[Dataset records]
-*-*-

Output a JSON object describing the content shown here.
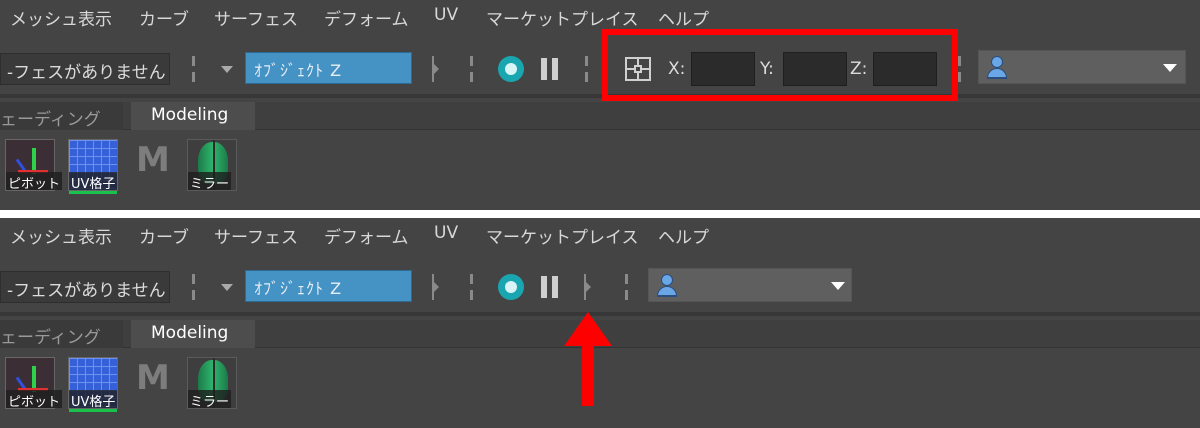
{
  "menu": [
    "メッシュ表示",
    "カーブ",
    "サーフェス",
    "デフォーム",
    "UV",
    "マーケットプレイス",
    "ヘルプ"
  ],
  "selection_mask_label": "-フェスがありません",
  "object_field_value": "ｵﾌﾞｼﾞｪｸﾄ Z",
  "coords": {
    "x_label": "X:",
    "y_label": "Y:",
    "z_label": "Z:",
    "x_value": "",
    "y_value": "",
    "z_value": ""
  },
  "shelf_tabs": {
    "inactive": "ェーディング",
    "active": "Modeling"
  },
  "tools": {
    "pivot": "ピボット",
    "uv": "UV格子",
    "m_logo": "M",
    "mirror": "ミラー"
  },
  "colors": {
    "accent_field": "#4592c4",
    "highlight": "#ff0000",
    "record": "#1aa6b0"
  },
  "icons": [
    "chevron-down-icon",
    "record-icon",
    "pause-icon",
    "snap-grid-icon",
    "user-icon",
    "dropdown-arrow-icon",
    "pivot-tool-icon",
    "uv-grid-icon",
    "m-logo-icon",
    "mirror-face-icon"
  ]
}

-*-*-

Work to be completed: Strip the images and reproduce the remaining records precisely.

Reply:
Output a JSON object describing the content shown here.
{
  "menu": [
    "メッシュ表示",
    "カーブ",
    "サーフェス",
    "デフォーム",
    "UV",
    "マーケットプレイス",
    "ヘルプ"
  ],
  "selection_mask_label": "-フェスがありません",
  "object_field_value": "ｵﾌﾞｼﾞｪｸﾄ Z",
  "coords": {
    "x_label": "X:",
    "y_label": "Y:",
    "z_label": "Z:",
    "x_value": "",
    "y_value": "",
    "z_value": ""
  },
  "shelf_tabs": {
    "inactive": "ェーディング",
    "active": "Modeling"
  },
  "tools": {
    "pivot": "ピボット",
    "uv": "UV格子",
    "m_logo": "M",
    "mirror": "ミラー"
  },
  "colors": {
    "accent_field": "#4592c4",
    "highlight": "#ff0000",
    "record": "#1aa6b0"
  },
  "icons": [
    "chevron-down-icon",
    "record-icon",
    "pause-icon",
    "snap-grid-icon",
    "user-icon",
    "dropdown-arrow-icon",
    "pivot-tool-icon",
    "uv-grid-icon",
    "m-logo-icon",
    "mirror-face-icon"
  ]
}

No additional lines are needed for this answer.